>>>>
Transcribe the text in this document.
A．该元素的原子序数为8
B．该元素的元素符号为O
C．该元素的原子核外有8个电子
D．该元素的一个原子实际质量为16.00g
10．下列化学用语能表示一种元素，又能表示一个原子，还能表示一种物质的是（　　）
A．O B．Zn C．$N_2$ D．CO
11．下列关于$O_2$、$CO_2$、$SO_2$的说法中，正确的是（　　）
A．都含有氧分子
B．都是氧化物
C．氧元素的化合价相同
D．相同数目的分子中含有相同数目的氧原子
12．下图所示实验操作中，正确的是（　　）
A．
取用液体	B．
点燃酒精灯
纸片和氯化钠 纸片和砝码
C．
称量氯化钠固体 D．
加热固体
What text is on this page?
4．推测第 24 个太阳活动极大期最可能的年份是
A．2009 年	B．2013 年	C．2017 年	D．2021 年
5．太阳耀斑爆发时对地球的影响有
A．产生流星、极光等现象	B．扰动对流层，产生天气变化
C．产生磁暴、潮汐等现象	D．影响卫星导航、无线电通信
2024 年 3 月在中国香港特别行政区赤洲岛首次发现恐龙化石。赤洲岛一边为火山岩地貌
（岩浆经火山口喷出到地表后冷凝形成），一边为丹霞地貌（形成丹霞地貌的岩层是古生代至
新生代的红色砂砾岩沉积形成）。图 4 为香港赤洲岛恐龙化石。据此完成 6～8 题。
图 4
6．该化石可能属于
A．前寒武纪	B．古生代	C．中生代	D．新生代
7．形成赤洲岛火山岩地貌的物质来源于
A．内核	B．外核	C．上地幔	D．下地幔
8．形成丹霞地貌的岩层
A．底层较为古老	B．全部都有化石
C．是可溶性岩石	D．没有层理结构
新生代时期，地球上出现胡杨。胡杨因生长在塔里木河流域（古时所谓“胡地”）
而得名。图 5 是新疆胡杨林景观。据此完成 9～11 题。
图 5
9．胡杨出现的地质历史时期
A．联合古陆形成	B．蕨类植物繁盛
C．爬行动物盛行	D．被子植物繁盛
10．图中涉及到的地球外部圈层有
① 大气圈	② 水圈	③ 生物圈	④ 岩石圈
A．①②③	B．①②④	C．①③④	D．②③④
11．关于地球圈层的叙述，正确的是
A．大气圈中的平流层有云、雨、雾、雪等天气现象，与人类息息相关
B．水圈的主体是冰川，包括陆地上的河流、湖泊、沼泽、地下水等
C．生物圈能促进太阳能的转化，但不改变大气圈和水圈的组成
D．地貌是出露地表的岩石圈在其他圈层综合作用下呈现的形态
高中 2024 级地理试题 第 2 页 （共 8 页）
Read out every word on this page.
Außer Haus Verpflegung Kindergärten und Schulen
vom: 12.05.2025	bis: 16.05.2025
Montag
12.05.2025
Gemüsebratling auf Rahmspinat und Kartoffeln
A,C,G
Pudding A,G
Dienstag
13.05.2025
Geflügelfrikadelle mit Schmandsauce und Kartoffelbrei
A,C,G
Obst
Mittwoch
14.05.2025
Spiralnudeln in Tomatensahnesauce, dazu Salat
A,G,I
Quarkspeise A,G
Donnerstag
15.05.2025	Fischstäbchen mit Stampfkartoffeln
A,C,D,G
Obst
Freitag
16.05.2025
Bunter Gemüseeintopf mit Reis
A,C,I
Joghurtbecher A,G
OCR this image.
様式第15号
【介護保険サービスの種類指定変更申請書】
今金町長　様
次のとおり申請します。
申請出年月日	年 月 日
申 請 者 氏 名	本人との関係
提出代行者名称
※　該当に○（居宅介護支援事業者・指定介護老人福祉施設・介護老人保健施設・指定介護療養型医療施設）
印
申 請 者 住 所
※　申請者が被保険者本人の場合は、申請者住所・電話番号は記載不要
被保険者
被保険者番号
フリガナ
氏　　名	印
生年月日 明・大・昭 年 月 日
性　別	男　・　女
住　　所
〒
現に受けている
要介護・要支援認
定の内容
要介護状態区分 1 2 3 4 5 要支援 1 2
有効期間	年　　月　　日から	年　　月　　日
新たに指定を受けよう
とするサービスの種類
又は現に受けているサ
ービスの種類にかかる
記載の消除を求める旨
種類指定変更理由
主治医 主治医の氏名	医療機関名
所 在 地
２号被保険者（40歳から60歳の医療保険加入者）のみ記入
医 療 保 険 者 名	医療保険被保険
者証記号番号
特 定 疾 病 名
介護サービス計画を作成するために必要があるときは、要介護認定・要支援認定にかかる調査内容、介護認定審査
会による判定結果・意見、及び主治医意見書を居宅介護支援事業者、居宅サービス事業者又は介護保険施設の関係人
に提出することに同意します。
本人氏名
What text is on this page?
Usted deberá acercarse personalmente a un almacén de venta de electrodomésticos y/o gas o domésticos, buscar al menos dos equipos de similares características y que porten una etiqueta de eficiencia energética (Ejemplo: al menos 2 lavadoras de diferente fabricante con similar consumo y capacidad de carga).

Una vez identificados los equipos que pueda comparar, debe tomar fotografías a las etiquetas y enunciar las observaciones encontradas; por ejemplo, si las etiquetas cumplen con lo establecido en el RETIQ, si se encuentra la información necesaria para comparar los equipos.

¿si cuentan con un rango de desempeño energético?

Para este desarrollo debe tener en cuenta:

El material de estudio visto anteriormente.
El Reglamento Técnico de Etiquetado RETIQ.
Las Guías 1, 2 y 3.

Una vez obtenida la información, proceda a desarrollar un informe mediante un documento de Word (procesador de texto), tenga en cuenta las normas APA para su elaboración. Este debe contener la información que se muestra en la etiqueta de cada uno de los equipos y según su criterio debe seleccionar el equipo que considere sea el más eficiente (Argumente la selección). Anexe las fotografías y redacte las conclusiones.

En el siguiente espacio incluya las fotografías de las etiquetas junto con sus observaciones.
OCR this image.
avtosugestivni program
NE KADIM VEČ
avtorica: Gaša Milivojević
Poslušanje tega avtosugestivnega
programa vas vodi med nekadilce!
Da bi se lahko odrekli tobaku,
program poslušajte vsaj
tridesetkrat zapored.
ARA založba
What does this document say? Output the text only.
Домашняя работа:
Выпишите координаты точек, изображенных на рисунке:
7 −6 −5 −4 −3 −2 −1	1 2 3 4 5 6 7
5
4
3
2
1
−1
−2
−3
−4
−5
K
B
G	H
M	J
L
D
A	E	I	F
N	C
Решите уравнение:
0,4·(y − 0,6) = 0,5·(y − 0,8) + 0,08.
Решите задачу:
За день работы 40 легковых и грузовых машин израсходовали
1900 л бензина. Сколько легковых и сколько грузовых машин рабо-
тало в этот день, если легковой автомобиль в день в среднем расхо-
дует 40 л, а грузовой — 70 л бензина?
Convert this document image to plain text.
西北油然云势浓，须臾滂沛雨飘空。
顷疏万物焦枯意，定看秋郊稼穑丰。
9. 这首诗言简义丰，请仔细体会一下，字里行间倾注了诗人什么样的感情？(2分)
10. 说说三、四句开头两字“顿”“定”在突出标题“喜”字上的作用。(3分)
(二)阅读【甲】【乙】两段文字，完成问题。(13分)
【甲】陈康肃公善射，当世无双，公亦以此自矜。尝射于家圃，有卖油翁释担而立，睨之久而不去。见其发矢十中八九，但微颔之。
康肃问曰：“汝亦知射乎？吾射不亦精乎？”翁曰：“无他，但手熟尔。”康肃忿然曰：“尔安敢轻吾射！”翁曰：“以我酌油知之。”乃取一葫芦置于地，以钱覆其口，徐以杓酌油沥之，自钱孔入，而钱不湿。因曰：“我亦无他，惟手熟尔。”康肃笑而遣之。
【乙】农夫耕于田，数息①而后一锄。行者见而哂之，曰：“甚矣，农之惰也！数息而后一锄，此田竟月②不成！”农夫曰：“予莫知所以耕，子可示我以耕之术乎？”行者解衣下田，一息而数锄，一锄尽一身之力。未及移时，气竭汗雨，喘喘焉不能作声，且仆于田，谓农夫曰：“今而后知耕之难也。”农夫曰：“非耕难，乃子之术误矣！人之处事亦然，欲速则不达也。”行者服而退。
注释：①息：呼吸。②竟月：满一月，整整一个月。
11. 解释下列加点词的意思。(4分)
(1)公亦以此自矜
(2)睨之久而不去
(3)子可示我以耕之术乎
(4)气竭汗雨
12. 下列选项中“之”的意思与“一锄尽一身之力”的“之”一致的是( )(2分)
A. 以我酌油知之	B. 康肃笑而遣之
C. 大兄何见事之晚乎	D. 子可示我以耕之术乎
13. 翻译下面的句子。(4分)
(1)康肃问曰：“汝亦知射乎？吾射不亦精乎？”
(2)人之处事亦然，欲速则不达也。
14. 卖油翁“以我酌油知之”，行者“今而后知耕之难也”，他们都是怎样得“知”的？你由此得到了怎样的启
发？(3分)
<<<<
=== PROBLEM STATEMENT ===
Search the entries for the word "睨之久而不去", then gather every line that has it.

=== CORRECT RESULT ===
【甲】陈康肃公善射，当世无双，公亦以此自矜。尝射于家圃，有卖油翁释担而立，睨之久而不去。见其发矢十中八九，但微颔之。
(2)睨之久而不去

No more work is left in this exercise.